*COMPLETE THE FOLLOWING*
• a. Decide whether each statement agrees with the article on Križ, Sevnica, answering yes or no and quoting the deciding words: (i) Križ lies in the Municipality of Sevnica; (ii) Voznik Hill is lower than Kovač Hill; (iii) the settlement stands above the left bank of the Mirna River.
• b. Carry the article on Križ, Sevnica, forward from its final sentence.

*TEXT BLOCK*
□ □ □ □ □

- Križ Location in Slovenia
- Coordinates: 45°57′58.83″N 15°14′50.43″E﻿ / ﻿45.9663417°N 15.2473417°E
- Country: Slovenia
- Traditional region: Lower Carniola
- Statistical region: Lower Sava
- Municipality: Sevnica

Area
- • Total: 7.8 km^{2} (3.0 sq mi)
- Elevation: 450 m (1,480 ft)

Population (2012)
- • Total: 108
- • Density: 14/km^{2} (40/sq mi)

= Križ, Sevnica =

Križ (/sl/; Kreuzdorf) is a dispersed settlement in the forested hills above the right bank of the Mirna River in the Municipality of Sevnica in central Slovenia. Traditionally, this area south of the Mirna Valley is part of Lower Carniola. It comprises the hamlets of Voznik and Kovačev Hrib at Voznik Hill (503 m) and Kovač Hill (480 m) to the west of it. Other hamlets are Artiče, Gradišče, Košele, Plavne, Reber, and Veliki Vrh. These stand on the hill ridges.

□ □ □ □ □

*ITEMS*
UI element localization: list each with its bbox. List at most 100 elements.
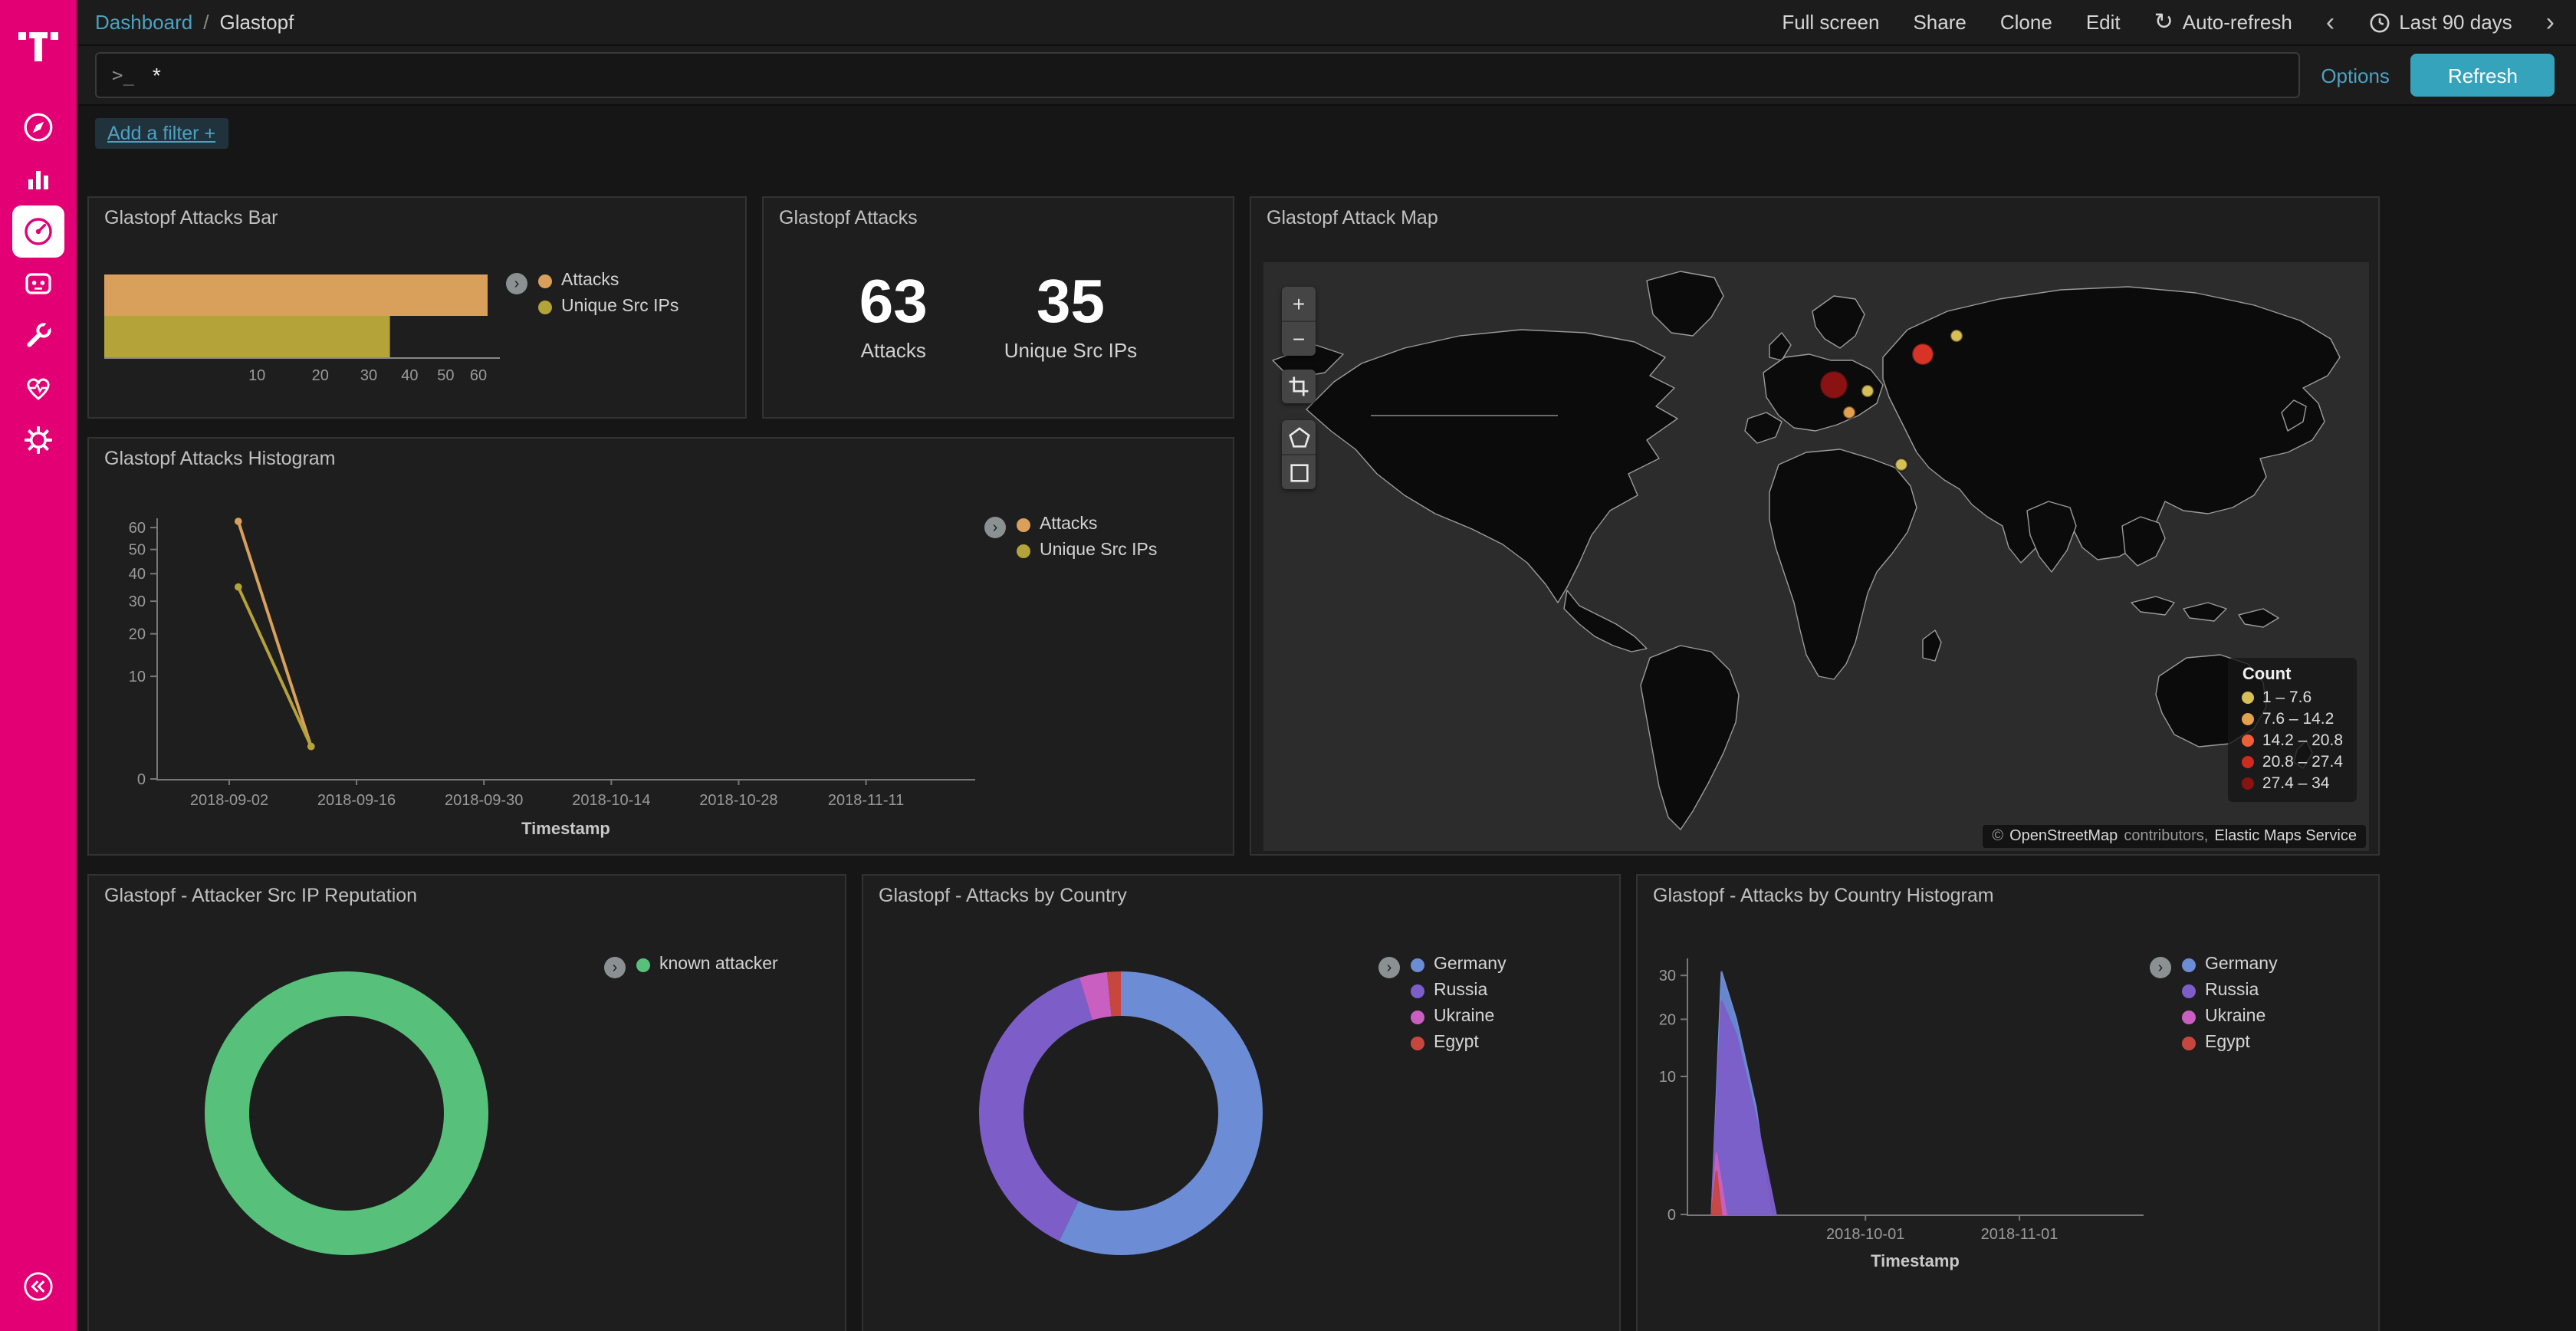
time-range-picker[interactable]: Last 90 days: [2368, 11, 2512, 34]
legend-toggle[interactable]: ›: [604, 957, 626, 978]
legend-item[interactable]: known attacker: [636, 955, 778, 974]
attribution-text: contributors,: [2124, 828, 2208, 845]
legend-toggle[interactable]: ›: [2150, 957, 2171, 978]
edit-button[interactable]: Edit: [2086, 11, 2121, 34]
map-canvas[interactable]: + −: [1263, 262, 2369, 851]
legend-label: Unique Src IPs: [561, 297, 678, 316]
legend-swatch: [636, 958, 650, 971]
map-draw-controls: [1282, 420, 1316, 489]
auto-refresh-button[interactable]: ↻ Auto-refresh: [2154, 11, 2292, 34]
attacks-histogram-chart[interactable]: 01020304050602018-09-022018-09-162018-09…: [101, 509, 987, 850]
sidebar-item-dev-tools[interactable]: [12, 310, 64, 362]
map-crop-button[interactable]: [1282, 370, 1316, 403]
legend-item[interactable]: Germany: [1411, 955, 1506, 974]
legend-item[interactable]: Unique Src IPs: [538, 297, 678, 316]
legend-swatch: [2182, 1010, 2196, 1024]
legend-swatch: [2182, 958, 2196, 971]
add-filter-link[interactable]: Add a filter +: [95, 118, 228, 149]
country-donut-chart[interactable]: [978, 971, 1263, 1256]
svg-text:2018-11-01: 2018-11-01: [1981, 1226, 2058, 1243]
legend-item[interactable]: Egypt: [2182, 1034, 2278, 1052]
legend-swatch: [2242, 735, 2255, 747]
clone-button[interactable]: Clone: [2000, 11, 2052, 34]
panel-title: Glastopf Attacks: [779, 207, 918, 228]
country-legend: › Germany Russia Ukraine Egypt: [1378, 955, 1506, 1052]
map-draw-polygon-button[interactable]: [1282, 420, 1316, 455]
attacks-bar-legend: › Attacks Unique Src IPs: [506, 271, 678, 316]
sidebar-item-dashboard[interactable]: [12, 205, 64, 258]
breadcrumb: Dashboard / Glastopf: [95, 11, 294, 34]
legend-toggle[interactable]: ›: [506, 273, 527, 294]
legend-item[interactable]: Attacks: [538, 271, 678, 290]
panel-attacks-bar: Glastopf Attacks Bar 102030405060 › Atta…: [87, 196, 747, 419]
svg-text:20: 20: [1659, 1011, 1676, 1028]
legend-item: 7.6 – 14.2: [2242, 710, 2343, 728]
legend-swatch: [1411, 958, 1424, 971]
elastic-maps-service-link[interactable]: Elastic Maps Service: [2214, 828, 2357, 845]
query-options-link[interactable]: Options: [2321, 64, 2390, 87]
svg-text:10: 10: [248, 367, 265, 384]
legend-swatch: [2182, 1036, 2196, 1050]
wrench-icon: [21, 319, 55, 353]
country-histogram-chart[interactable]: 01020302018-10-012018-11-01Timestamp: [1650, 943, 2156, 1277]
polygon-icon: [1287, 426, 1310, 449]
legend-item[interactable]: Russia: [2182, 981, 2278, 1000]
openstreetmap-link[interactable]: OpenStreetMap: [2009, 828, 2118, 845]
clock-icon: [2368, 12, 2390, 33]
svg-text:0: 0: [137, 771, 146, 788]
query-prompt-icon: >_: [112, 64, 134, 86]
legend-swatch: [2242, 756, 2255, 768]
time-forward-chevron[interactable]: ›: [2546, 9, 2555, 35]
svg-text:0: 0: [1668, 1207, 1676, 1224]
telekom-logo[interactable]: [17, 0, 60, 86]
map-zoom-in-button[interactable]: +: [1282, 287, 1316, 322]
sidebar-item-discover[interactable]: [12, 101, 64, 153]
metric-attacks: 63 Attacks: [859, 271, 928, 362]
reputation-donut-chart[interactable]: [204, 971, 489, 1256]
metric-unique-src-ips: 35 Unique Src IPs: [1004, 271, 1137, 362]
attacks-bar-chart[interactable]: 102030405060: [101, 262, 509, 394]
svg-text:Timestamp: Timestamp: [1871, 1251, 1960, 1270]
svg-text:2018-09-30: 2018-09-30: [445, 792, 523, 809]
svg-text:50: 50: [437, 367, 454, 384]
share-button[interactable]: Share: [1913, 11, 1966, 34]
legend-toggle[interactable]: ›: [1378, 957, 1400, 978]
full-screen-button[interactable]: Full screen: [1782, 11, 1879, 34]
sidebar-item-visualize[interactable]: [12, 153, 64, 205]
sidebar-collapse-button[interactable]: [12, 1260, 64, 1313]
svg-text:20: 20: [312, 367, 329, 384]
svg-text:10: 10: [1659, 1069, 1676, 1086]
legend-swatch: [1017, 544, 1030, 557]
query-input[interactable]: [150, 61, 2282, 89]
sidebar-item-management[interactable]: [12, 414, 64, 466]
breadcrumb-separator: /: [203, 11, 209, 34]
svg-text:50: 50: [129, 542, 146, 559]
legend-label: Ukraine: [1434, 1007, 1494, 1026]
legend-item[interactable]: Russia: [1411, 981, 1506, 1000]
legend-item[interactable]: Germany: [2182, 955, 2278, 974]
legend-toggle[interactable]: ›: [984, 517, 1006, 538]
map-draw-rectangle-button[interactable]: [1282, 455, 1316, 489]
legend-item[interactable]: Attacks: [1017, 515, 1157, 534]
refresh-button[interactable]: Refresh: [2411, 54, 2555, 97]
legend-label: Germany: [1434, 955, 1506, 974]
legend-item[interactable]: Ukraine: [2182, 1007, 2278, 1026]
sidebar-item-monitoring[interactable]: [12, 362, 64, 414]
map-zoom-out-button[interactable]: −: [1282, 322, 1316, 356]
svg-text:40: 40: [129, 566, 146, 583]
legend-swatch: [538, 300, 552, 314]
legend-item[interactable]: Ukraine: [1411, 1007, 1506, 1026]
topbar-actions: Full screen Share Clone Edit ↻ Auto-refr…: [1782, 9, 2555, 35]
sidebar-item-timelion[interactable]: [12, 258, 64, 310]
collapse-icon: [21, 1270, 55, 1303]
legend-label: 27.4 – 34: [2262, 774, 2330, 793]
time-back-chevron[interactable]: ‹: [2326, 9, 2334, 35]
svg-text:2018-10-01: 2018-10-01: [1826, 1226, 1904, 1243]
legend-item[interactable]: Egypt: [1411, 1034, 1506, 1052]
breadcrumb-dashboard-link[interactable]: Dashboard: [95, 11, 192, 34]
legend-label: Egypt: [2205, 1034, 2250, 1052]
legend-item[interactable]: Unique Src IPs: [1017, 541, 1157, 560]
query-input-wrap: >_: [95, 52, 2299, 98]
attacks-histogram-legend: › Attacks Unique Src IPs: [984, 515, 1157, 560]
kibana-dashboard-app: Dashboard / Glastopf Full screen Share C…: [0, 0, 2576, 1331]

□ □ □ □ □

*EXERCISE ANSWERS*
• a.
(i) Yes: "in the Municipality of Sevnica"
(ii) No: "Voznik Hill (503 m) and Kovač Hill (480 m)"
(iii) No: "above the right bank of the Mirna River"

• b.
==Kovačev Hrib Church==
A church built by the people evicted by the Germans during World War II in gratitude for their return home stands in the hamlet of Kovačev Hrib. It is dedicated to the Mary Help of Christians and belongs to the Parish of Tržišče. It can accommodate 50 people.

The little church was originally built in 1953. After the authorities in the Socialist Republic of Slovenia wanted to demolish it, a local man went to Josip Broz Tito personally, who said to him: "If it is standing, then let it stand and don't demolish it." This was enough to preserve the building.

From 2011 to 2012, due to its poor condition, the church was rebuilt. The Russian artist Elena Sigmund, living in Budna Vas, made new stained glass for the church. On 7 October 2012, it was blessed by the Bishop of Novo Mesto, Andrej Glavan.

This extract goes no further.